Copy out every record below with complete accuracy.

*** Supplied information ***

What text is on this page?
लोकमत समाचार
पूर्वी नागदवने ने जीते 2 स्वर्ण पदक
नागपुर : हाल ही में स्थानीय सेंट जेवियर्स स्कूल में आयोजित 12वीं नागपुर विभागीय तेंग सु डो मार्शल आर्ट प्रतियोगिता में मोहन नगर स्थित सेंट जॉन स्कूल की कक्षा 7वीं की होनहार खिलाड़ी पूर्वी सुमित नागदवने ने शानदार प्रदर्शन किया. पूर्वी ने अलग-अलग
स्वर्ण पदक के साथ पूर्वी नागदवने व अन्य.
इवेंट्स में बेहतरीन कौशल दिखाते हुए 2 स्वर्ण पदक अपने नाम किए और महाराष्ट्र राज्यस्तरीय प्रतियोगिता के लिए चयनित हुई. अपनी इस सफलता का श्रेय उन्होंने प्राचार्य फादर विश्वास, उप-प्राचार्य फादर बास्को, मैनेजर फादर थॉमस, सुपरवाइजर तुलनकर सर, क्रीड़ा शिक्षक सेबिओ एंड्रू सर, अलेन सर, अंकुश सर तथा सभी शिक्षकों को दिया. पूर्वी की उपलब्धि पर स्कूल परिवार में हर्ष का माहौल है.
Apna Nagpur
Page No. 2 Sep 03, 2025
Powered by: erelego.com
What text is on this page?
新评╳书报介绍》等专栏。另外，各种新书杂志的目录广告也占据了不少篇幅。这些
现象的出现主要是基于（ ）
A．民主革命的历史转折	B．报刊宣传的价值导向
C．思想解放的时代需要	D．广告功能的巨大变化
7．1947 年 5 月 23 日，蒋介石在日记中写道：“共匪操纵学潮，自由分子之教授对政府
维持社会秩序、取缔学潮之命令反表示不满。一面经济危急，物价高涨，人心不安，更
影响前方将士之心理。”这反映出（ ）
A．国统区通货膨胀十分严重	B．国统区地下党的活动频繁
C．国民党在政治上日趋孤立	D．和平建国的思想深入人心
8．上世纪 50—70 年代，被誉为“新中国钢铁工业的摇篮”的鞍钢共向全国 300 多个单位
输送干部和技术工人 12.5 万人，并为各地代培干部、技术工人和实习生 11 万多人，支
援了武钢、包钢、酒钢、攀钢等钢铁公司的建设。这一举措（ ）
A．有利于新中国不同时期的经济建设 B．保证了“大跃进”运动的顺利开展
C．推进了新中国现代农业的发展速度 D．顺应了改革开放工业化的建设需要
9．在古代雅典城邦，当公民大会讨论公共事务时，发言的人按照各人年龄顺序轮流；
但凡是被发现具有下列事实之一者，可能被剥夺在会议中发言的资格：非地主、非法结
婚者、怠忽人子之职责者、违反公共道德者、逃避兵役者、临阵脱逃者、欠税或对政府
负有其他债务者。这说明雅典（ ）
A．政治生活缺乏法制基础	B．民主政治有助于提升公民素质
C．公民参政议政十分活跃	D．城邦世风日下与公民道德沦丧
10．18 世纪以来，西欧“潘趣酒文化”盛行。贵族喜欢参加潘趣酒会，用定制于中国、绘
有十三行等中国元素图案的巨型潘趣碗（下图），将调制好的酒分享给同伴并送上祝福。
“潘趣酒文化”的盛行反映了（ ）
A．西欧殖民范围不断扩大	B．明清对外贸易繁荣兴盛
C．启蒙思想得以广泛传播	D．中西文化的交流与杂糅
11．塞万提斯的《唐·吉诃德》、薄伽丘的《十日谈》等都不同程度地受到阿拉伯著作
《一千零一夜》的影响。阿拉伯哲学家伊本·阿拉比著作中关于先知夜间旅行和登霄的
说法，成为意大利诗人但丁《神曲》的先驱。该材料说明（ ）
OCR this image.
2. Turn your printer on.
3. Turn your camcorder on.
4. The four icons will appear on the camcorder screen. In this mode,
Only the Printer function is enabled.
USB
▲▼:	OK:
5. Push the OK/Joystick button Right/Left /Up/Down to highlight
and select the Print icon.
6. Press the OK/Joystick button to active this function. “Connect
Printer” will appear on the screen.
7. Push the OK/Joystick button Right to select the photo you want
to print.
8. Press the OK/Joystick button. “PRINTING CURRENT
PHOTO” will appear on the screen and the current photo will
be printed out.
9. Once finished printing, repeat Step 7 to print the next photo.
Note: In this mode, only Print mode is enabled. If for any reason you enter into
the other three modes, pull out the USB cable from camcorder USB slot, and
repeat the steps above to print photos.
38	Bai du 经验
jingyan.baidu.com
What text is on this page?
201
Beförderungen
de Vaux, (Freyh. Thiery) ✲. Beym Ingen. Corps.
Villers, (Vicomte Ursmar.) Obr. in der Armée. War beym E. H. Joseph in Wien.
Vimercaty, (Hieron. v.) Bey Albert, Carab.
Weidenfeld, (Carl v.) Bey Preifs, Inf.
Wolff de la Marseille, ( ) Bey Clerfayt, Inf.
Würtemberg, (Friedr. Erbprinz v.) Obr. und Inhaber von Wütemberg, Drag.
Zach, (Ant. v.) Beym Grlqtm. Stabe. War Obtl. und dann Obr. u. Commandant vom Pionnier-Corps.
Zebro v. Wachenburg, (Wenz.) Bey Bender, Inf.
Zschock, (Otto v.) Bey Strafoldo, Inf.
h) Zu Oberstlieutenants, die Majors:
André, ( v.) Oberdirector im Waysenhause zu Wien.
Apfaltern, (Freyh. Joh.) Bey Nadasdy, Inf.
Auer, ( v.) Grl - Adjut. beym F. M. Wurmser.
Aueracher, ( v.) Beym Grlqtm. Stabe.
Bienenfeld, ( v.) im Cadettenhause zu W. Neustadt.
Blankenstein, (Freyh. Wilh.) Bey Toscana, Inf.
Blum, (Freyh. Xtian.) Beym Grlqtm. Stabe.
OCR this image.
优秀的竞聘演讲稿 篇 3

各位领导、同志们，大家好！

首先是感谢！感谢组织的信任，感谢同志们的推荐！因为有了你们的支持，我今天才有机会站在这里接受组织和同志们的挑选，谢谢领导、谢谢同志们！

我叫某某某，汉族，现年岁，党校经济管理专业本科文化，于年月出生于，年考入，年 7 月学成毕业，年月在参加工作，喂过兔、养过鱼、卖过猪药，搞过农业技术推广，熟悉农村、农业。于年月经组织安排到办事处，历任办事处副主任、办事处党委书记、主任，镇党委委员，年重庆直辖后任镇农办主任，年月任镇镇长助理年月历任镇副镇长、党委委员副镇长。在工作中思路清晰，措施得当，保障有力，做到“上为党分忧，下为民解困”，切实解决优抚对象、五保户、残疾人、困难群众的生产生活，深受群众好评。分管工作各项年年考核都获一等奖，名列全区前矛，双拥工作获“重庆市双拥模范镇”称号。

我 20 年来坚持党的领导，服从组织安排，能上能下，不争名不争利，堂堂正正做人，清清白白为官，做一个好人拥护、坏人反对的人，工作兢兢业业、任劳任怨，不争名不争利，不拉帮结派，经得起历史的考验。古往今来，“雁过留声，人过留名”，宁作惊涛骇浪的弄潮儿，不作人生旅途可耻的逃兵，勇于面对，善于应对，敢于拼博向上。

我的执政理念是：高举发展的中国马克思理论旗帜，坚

***

## Answer
What text is on this page?
लोकमत समाचार
पूर्वी नागदवने ने जीते 2 स्वर्ण पदक
नागपुर : हाल ही में स्थानीय सेंट जेवियर्स स्कूल में आयोजित 12वीं नागपुर विभागीय तेंग सु डो मार्शल आर्ट प्रतियोगिता में मोहन नगर स्थित सेंट जॉन स्कूल की कक्षा 7वीं की होनहार खिलाड़ी पूर्वी सुमित नागदवने ने शानदार प्रदर्शन किया. पूर्वी ने अलग-अलग
स्वर्ण पदक के साथ पूर्वी नागदवने व अन्य.
इवेंट्स में बेहतरीन कौशल दिखाते हुए 2 स्वर्ण पदक अपने नाम किए और महाराष्ट्र राज्यस्तरीय प्रतियोगिता के लिए चयनित हुई. अपनी इस सफलता का श्रेय उन्होंने प्राचार्य फादर विश्वास, उप-प्राचार्य फादर बास्को, मैनेजर फादर थॉमस, सुपरवाइजर तुलनकर सर, क्रीड़ा शिक्षक सेबिओ एंड्रू सर, अलेन सर, अंकुश सर तथा सभी शिक्षकों को दिया. पूर्वी की उपलब्धि पर स्कूल परिवार में हर्ष का माहौल है.
Apna Nagpur
Page No. 2 Sep 03, 2025
Powered by: erelego.com
What text is on this page?
新评╳书报介绍》等专栏。另外，各种新书杂志的目录广告也占据了不少篇幅。这些
现象的出现主要是基于（ ）
A．民主革命的历史转折	B．报刊宣传的价值导向
C．思想解放的时代需要	D．广告功能的巨大变化
7．1947 年 5 月 23 日，蒋介石在日记中写道：“共匪操纵学潮，自由分子之教授对政府
维持社会秩序、取缔学潮之命令反表示不满。一面经济危急，物价高涨，人心不安，更
影响前方将士之心理。”这反映出（ ）
A．国统区通货膨胀十分严重	B．国统区地下党的活动频繁
C．国民党在政治上日趋孤立	D．和平建国的思想深入人心
8．上世纪 50—70 年代，被誉为“新中国钢铁工业的摇篮”的鞍钢共向全国 300 多个单位
输送干部和技术工人 12.5 万人，并为各地代培干部、技术工人和实习生 11 万多人，支
援了武钢、包钢、酒钢、攀钢等钢铁公司的建设。这一举措（ ）
A．有利于新中国不同时期的经济建设 B．保证了“大跃进”运动的顺利开展
C．推进了新中国现代农业的发展速度 D．顺应了改革开放工业化的建设需要
9．在古代雅典城邦，当公民大会讨论公共事务时，发言的人按照各人年龄顺序轮流；
但凡是被发现具有下列事实之一者，可能被剥夺在会议中发言的资格：非地主、非法结
婚者、怠忽人子之职责者、违反公共道德者、逃避兵役者、临阵脱逃者、欠税或对政府
负有其他债务者。这说明雅典（ ）
A．政治生活缺乏法制基础	B．民主政治有助于提升公民素质
C．公民参政议政十分活跃	D．城邦世风日下与公民道德沦丧
10．18 世纪以来，西欧“潘趣酒文化”盛行。贵族喜欢参加潘趣酒会，用定制于中国、绘
有十三行等中国元素图案的巨型潘趣碗（下图），将调制好的酒分享给同伴并送上祝福。
“潘趣酒文化”的盛行反映了（ ）
A．西欧殖民范围不断扩大	B．明清对外贸易繁荣兴盛
C．启蒙思想得以广泛传播	D．中西文化的交流与杂糅
11．塞万提斯的《唐·吉诃德》、薄伽丘的《十日谈》等都不同程度地受到阿拉伯著作
《一千零一夜》的影响。阿拉伯哲学家伊本·阿拉比著作中关于先知夜间旅行和登霄的
说法，成为意大利诗人但丁《神曲》的先驱。该材料说明（ ）
OCR this image.
2. Turn your printer on.
3. Turn your camcorder on.
4. The four icons will appear on the camcorder screen. In this mode,
Only the Printer function is enabled.
USB
▲▼:	OK:
5. Push the OK/Joystick button Right/Left /Up/Down to highlight
and select the Print icon.
6. Press the OK/Joystick button to active this function. “Connect
Printer” will appear on the screen.
7. Push the OK/Joystick button Right to select the photo you want
to print.
8. Press the OK/Joystick button. “PRINTING CURRENT
PHOTO” will appear on the screen and the current photo will
be printed out.
9. Once finished printing, repeat Step 7 to print the next photo.
Note: In this mode, only Print mode is enabled. If for any reason you enter into
the other three modes, pull out the USB cable from camcorder USB slot, and
repeat the steps above to print photos.
38	Bai du 经验
jingyan.baidu.com
What text is on this page?
201
Beförderungen
de Vaux, (Freyh. Thiery) ✲. Beym Ingen. Corps.
Villers, (Vicomte Ursmar.) Obr. in der Armée. War beym E. H. Joseph in Wien.
Vimercaty, (Hieron. v.) Bey Albert, Carab.
Weidenfeld, (Carl v.) Bey Preifs, Inf.
Wolff de la Marseille, ( ) Bey Clerfayt, Inf.
Würtemberg, (Friedr. Erbprinz v.) Obr. und Inhaber von Wütemberg, Drag.
Zach, (Ant. v.) Beym Grlqtm. Stabe. War Obtl. und dann Obr. u. Commandant vom Pionnier-Corps.
Zebro v. Wachenburg, (Wenz.) Bey Bender, Inf.
Zschock, (Otto v.) Bey Strafoldo, Inf.
h) Zu Oberstlieutenants, die Majors:
André, ( v.) Oberdirector im Waysenhause zu Wien.
Apfaltern, (Freyh. Joh.) Bey Nadasdy, Inf.
Auer, ( v.) Grl - Adjut. beym F. M. Wurmser.
Aueracher, ( v.) Beym Grlqtm. Stabe.
Bienenfeld, ( v.) im Cadettenhause zu W. Neustadt.
Blankenstein, (Freyh. Wilh.) Bey Toscana, Inf.
Blum, (Freyh. Xtian.) Beym Grlqtm. Stabe.
OCR this image.
优秀的竞聘演讲稿 篇 3

各位领导、同志们，大家好！

首先是感谢！感谢组织的信任，感谢同志们的推荐！因为有了你们的支持，我今天才有机会站在这里接受组织和同志们的挑选，谢谢领导、谢谢同志们！

我叫某某某，汉族，现年岁，党校经济管理专业本科文化，于年月出生于，年考入，年 7 月学成毕业，年月在参加工作，喂过兔、养过鱼、卖过猪药，搞过农业技术推广，熟悉农村、农业。于年月经组织安排到办事处，历任办事处副主任、办事处党委书记、主任，镇党委委员，年重庆直辖后任镇农办主任，年月任镇镇长助理年月历任镇副镇长、党委委员副镇长。在工作中思路清晰，措施得当，保障有力，做到“上为党分忧，下为民解困”，切实解决优抚对象、五保户、残疾人、困难群众的生产生活，深受群众好评。分管工作各项年年考核都获一等奖，名列全区前矛，双拥工作获“重庆市双拥模范镇”称号。

我 20 年来坚持党的领导，服从组织安排，能上能下，不争名不争利，堂堂正正做人，清清白白为官，做一个好人拥护、坏人反对的人，工作兢兢业业、任劳任怨，不争名不争利，不拉帮结派，经得起历史的考验。古往今来，“雁过留声，人过留名”，宁作惊涛骇浪的弄潮儿，不作人生旅途可耻的逃兵，勇于面对，善于应对，敢于拼博向上。

我的执政理念是：高举发展的中国马克思理论旗帜，坚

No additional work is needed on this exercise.